Extracted entries =
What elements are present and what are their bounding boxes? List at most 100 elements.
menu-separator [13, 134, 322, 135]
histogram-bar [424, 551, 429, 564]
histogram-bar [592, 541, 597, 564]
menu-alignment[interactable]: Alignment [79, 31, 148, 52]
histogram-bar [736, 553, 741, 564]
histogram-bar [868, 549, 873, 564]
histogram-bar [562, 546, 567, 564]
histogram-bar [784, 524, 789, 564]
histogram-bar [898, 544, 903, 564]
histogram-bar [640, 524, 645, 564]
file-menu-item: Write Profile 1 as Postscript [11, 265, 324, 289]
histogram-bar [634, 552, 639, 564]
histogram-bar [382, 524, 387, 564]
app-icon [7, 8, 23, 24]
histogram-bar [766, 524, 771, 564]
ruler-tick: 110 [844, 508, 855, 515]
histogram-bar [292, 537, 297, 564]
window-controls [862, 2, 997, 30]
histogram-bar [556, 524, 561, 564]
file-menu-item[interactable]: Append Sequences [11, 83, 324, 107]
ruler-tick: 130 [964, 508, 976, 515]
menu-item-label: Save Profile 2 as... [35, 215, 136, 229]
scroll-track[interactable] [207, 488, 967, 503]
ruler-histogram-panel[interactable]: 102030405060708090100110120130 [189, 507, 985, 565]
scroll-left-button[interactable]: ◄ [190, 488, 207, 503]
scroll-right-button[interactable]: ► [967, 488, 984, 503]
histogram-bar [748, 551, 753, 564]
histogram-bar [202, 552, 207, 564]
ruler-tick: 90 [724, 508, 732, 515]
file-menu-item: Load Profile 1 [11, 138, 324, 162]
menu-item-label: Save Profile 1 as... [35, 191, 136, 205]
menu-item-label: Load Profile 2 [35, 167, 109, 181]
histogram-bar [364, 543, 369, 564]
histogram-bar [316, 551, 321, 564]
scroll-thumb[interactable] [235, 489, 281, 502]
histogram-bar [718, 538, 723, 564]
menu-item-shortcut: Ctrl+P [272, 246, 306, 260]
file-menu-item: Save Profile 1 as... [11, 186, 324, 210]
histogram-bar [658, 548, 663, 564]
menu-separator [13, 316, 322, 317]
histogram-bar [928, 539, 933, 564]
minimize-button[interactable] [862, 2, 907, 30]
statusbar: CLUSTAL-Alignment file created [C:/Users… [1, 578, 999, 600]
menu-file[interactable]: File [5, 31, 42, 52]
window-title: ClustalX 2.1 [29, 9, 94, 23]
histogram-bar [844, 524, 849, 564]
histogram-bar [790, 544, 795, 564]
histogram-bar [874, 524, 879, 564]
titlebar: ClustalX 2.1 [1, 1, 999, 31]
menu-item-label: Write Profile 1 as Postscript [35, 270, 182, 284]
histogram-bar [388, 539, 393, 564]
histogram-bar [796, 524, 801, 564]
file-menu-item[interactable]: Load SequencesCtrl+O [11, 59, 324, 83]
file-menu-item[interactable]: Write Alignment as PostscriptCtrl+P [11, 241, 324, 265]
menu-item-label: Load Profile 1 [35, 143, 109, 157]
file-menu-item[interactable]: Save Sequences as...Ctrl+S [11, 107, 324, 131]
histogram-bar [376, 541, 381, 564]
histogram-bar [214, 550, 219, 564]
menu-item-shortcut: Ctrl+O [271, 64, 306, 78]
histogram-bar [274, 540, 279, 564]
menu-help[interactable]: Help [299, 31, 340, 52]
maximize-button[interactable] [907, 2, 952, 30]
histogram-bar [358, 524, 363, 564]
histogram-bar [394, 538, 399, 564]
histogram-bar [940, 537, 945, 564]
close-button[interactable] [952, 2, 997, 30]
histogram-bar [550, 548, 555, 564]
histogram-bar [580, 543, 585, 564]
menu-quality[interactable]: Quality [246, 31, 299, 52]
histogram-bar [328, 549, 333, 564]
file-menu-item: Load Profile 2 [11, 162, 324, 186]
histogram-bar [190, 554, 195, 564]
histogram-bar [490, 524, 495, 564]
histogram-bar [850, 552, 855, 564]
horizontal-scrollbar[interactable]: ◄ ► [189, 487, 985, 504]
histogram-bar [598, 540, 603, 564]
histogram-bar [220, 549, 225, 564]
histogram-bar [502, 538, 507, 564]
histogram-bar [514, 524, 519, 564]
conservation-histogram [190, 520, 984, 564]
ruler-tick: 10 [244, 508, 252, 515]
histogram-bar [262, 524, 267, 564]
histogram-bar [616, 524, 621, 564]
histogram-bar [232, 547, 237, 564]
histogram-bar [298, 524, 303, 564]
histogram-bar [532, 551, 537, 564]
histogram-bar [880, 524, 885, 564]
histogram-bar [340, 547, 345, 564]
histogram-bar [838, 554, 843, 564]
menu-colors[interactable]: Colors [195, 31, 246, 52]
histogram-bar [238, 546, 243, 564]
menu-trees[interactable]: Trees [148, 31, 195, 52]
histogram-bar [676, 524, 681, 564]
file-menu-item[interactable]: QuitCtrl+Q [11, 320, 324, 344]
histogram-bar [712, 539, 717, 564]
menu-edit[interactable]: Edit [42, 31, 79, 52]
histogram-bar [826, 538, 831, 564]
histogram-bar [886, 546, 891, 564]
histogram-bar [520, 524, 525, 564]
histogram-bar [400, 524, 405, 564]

Given problem = Reproduce the data above line for line, without altering anything.

Response below =
What elements are present and what are their bounding boxes? List at most 100 elements.
menu-separator [13, 134, 322, 135]
histogram-bar [424, 551, 429, 564]
histogram-bar [592, 541, 597, 564]
menu-alignment[interactable]: Alignment [79, 31, 148, 52]
histogram-bar [736, 553, 741, 564]
histogram-bar [868, 549, 873, 564]
histogram-bar [562, 546, 567, 564]
histogram-bar [784, 524, 789, 564]
histogram-bar [898, 544, 903, 564]
histogram-bar [640, 524, 645, 564]
file-menu-item: Write Profile 1 as Postscript [11, 265, 324, 289]
histogram-bar [634, 552, 639, 564]
histogram-bar [382, 524, 387, 564]
app-icon [7, 8, 23, 24]
histogram-bar [766, 524, 771, 564]
ruler-tick: 110 [844, 508, 855, 515]
histogram-bar [292, 537, 297, 564]
window-controls [862, 2, 997, 30]
histogram-bar [556, 524, 561, 564]
file-menu-item[interactable]: Append Sequences [11, 83, 324, 107]
ruler-tick: 130 [964, 508, 976, 515]
menu-item-label: Save Profile 2 as... [35, 215, 136, 229]
scroll-track[interactable] [207, 488, 967, 503]
ruler-histogram-panel[interactable]: 102030405060708090100110120130 [189, 507, 985, 565]
scroll-left-button[interactable]: ◄ [190, 488, 207, 503]
scroll-right-button[interactable]: ► [967, 488, 984, 503]
histogram-bar [748, 551, 753, 564]
histogram-bar [202, 552, 207, 564]
ruler-tick: 90 [724, 508, 732, 515]
file-menu-item: Load Profile 1 [11, 138, 324, 162]
menu-item-label: Save Profile 1 as... [35, 191, 136, 205]
menu-item-label: Load Profile 2 [35, 167, 109, 181]
histogram-bar [364, 543, 369, 564]
histogram-bar [316, 551, 321, 564]
scroll-thumb[interactable] [235, 489, 281, 502]
histogram-bar [718, 538, 723, 564]
menu-item-shortcut: Ctrl+P [272, 246, 306, 260]
file-menu-item: Save Profile 1 as... [11, 186, 324, 210]
histogram-bar [658, 548, 663, 564]
menu-separator [13, 316, 322, 317]
histogram-bar [928, 539, 933, 564]
minimize-button[interactable] [862, 2, 907, 30]
statusbar: CLUSTAL-Alignment file created [C:/Users… [1, 578, 999, 600]
menu-file[interactable]: File [5, 31, 42, 52]
window-title: ClustalX 2.1 [29, 9, 94, 23]
histogram-bar [844, 524, 849, 564]
histogram-bar [790, 544, 795, 564]
histogram-bar [874, 524, 879, 564]
titlebar: ClustalX 2.1 [1, 1, 999, 31]
menu-item-label: Write Profile 1 as Postscript [35, 270, 182, 284]
histogram-bar [388, 539, 393, 564]
histogram-bar [796, 524, 801, 564]
file-menu-item[interactable]: Load SequencesCtrl+O [11, 59, 324, 83]
file-menu-item[interactable]: Write Alignment as PostscriptCtrl+P [11, 241, 324, 265]
menu-item-label: Load Profile 1 [35, 143, 109, 157]
file-menu-item[interactable]: Save Sequences as...Ctrl+S [11, 107, 324, 131]
histogram-bar [376, 541, 381, 564]
histogram-bar [214, 550, 219, 564]
menu-item-shortcut: Ctrl+O [271, 64, 306, 78]
histogram-bar [274, 540, 279, 564]
menu-help[interactable]: Help [299, 31, 340, 52]
maximize-button[interactable] [907, 2, 952, 30]
histogram-bar [358, 524, 363, 564]
histogram-bar [394, 538, 399, 564]
histogram-bar [940, 537, 945, 564]
close-button[interactable] [952, 2, 997, 30]
histogram-bar [550, 548, 555, 564]
histogram-bar [580, 543, 585, 564]
menu-quality[interactable]: Quality [246, 31, 299, 52]
histogram-bar [328, 549, 333, 564]
file-menu-item: Load Profile 2 [11, 162, 324, 186]
histogram-bar [190, 554, 195, 564]
histogram-bar [490, 524, 495, 564]
histogram-bar [850, 552, 855, 564]
horizontal-scrollbar[interactable]: ◄ ► [189, 487, 985, 504]
histogram-bar [598, 540, 603, 564]
histogram-bar [220, 549, 225, 564]
histogram-bar [502, 538, 507, 564]
histogram-bar [514, 524, 519, 564]
conservation-histogram [190, 520, 984, 564]
ruler-tick: 10 [244, 508, 252, 515]
histogram-bar [262, 524, 267, 564]
histogram-bar [616, 524, 621, 564]
histogram-bar [232, 547, 237, 564]
histogram-bar [298, 524, 303, 564]
histogram-bar [532, 551, 537, 564]
histogram-bar [880, 524, 885, 564]
histogram-bar [340, 547, 345, 564]
histogram-bar [838, 554, 843, 564]
menu-colors[interactable]: Colors [195, 31, 246, 52]
histogram-bar [238, 546, 243, 564]
menu-trees[interactable]: Trees [148, 31, 195, 52]
histogram-bar [676, 524, 681, 564]
file-menu-item[interactable]: QuitCtrl+Q [11, 320, 324, 344]
histogram-bar [712, 539, 717, 564]
menu-edit[interactable]: Edit [42, 31, 79, 52]
histogram-bar [826, 538, 831, 564]
histogram-bar [886, 546, 891, 564]
histogram-bar [520, 524, 525, 564]
histogram-bar [400, 524, 405, 564]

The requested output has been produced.